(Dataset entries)

## Start

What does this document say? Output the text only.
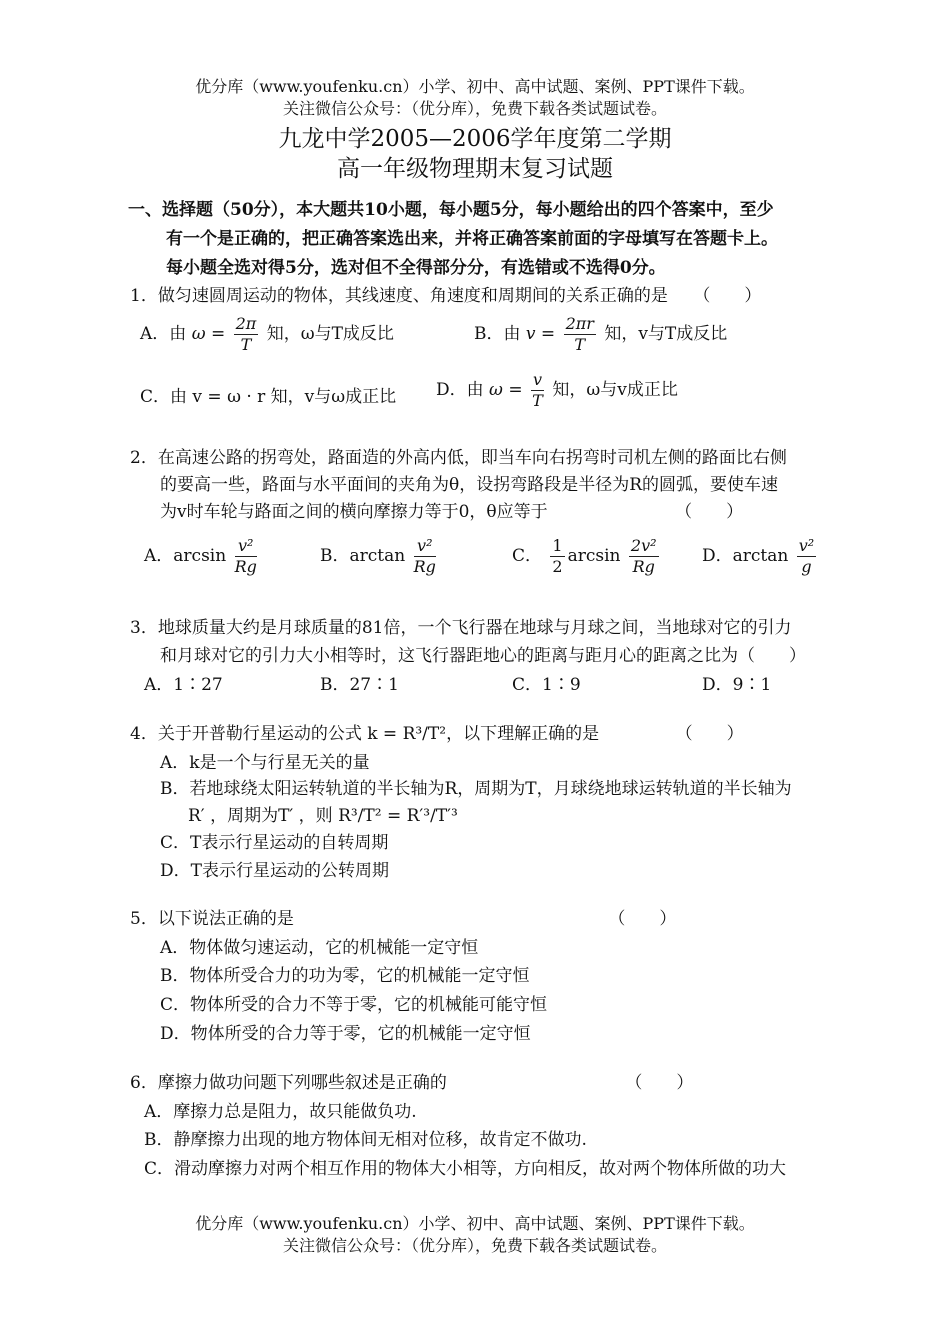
优分库（www.youfenku.cn）小学、初中、高中试题、案例、PPT课件下载。
关注微信公众号：（优分库），免费下载各类试题试卷。
九龙中学2005—2006学年度第二学期
高一年级物理期末复习试题
一、选择题（50分），本大题共10小题，每小题5分，每小题给出的四个答案中，至少
有一个是正确的，把正确答案选出来，并将正确答案前面的字母填写在答题卡上。
每小题全选对得5分，选对但不全得部分分，有选错或不选得0分。
1．做匀速圆周运动的物体，其线速度、角速度和周期间的关系正确的是　　（　　）
A．由 $\omega = \frac{2\pi}{T}$ 知，ω与T成反比	B．由 $v = \frac{2\pi r}{T}$ 知，v与T成反比
C．由 v = ω · r 知，v与ω成正比 D．由 $\omega = \frac{v}{T}$ 知，ω与v成正比
2．在高速公路的拐弯处，路面造的外高内低，即当车向右拐弯时司机左侧的路面比右侧
的要高一些，路面与水平面间的夹角为θ，设拐弯路段是半径为R的圆弧，要使车速
为v时车轮与路面之间的横向摩擦力等于0，θ应等于　　　　　　　　（　　）
A．$\arcsin \frac{\text{v²}}{Rg}$	B．$\arctan \frac{\text{v²}}{Rg}$	C． $\frac{1}{2}$ $\arcsin \frac{\text{2v²}}{Rg}$	D．$\arctan \frac{\text{v²}}{g}$
3．地球质量大约是月球质量的81倍，一个飞行器在地球与月球之间，当地球对它的引力
和月球对它的引力大小相等时，这飞行器距地心的距离与距月心的距离之比为（　　）
A．1∶27	B．27∶1	C．1∶9	D．9∶1
4．关于开普勒行星运动的公式 k = R³/T²，以下理解正确的是　　　　　（　　）
A．k是一个与行星无关的量
B．若地球绕太阳运转轨道的半长轴为R，周期为T，月球绕地球运转轨道的半长轴为
R′ ，周期为T′ ，则 R³/T² = R′³/T′³
C．T表示行星运动的自转周期
D．T表示行星运动的公转周期
5．以下说法正确的是　　　　　　　　　　　　　　　　　　　（　　）
A．物体做匀速运动，它的机械能一定守恒
B．物体所受合力的功为零，它的机械能一定守恒
C．物体所受的合力不等于零，它的机械能可能守恒
D．物体所受的合力等于零，它的机械能一定守恒
6．摩擦力做功问题下列哪些叙述是正确的　　　　　　　　　　　（　　）
A．摩擦力总是阻力，故只能做负功.
B．静摩擦力出现的地方物体间无相对位移，故肯定不做功.
C．滑动摩擦力对两个相互作用的物体大小相等，方向相反，故对两个物体所做的功大
优分库（www.youfenku.cn）小学、初中、高中试题、案例、PPT课件下载。
关注微信公众号：（优分库），免费下载各类试题试卷。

## End

▶ WHAT YOU NEED TO DO:
Check each line of the records above for "frac", and copy those that have it.

▶ PROBLEM SOLUTION:
A．由 $\omega = \frac{2\pi}{T}$ 知，ω与T成反比	B．由 $v = \frac{2\pi r}{T}$ 知，v与T成反比
C．由 v = ω · r 知，v与ω成正比 D．由 $\omega = \frac{v}{T}$ 知，ω与v成正比
A．$\arcsin \frac{\text{v²}}{Rg}$	B．$\arctan \frac{\text{v²}}{Rg}$	C． $\frac{1}{2}$ $\arcsin \frac{\text{2v²}}{Rg}$	D．$\arctan \frac{\text{v²}}{g}$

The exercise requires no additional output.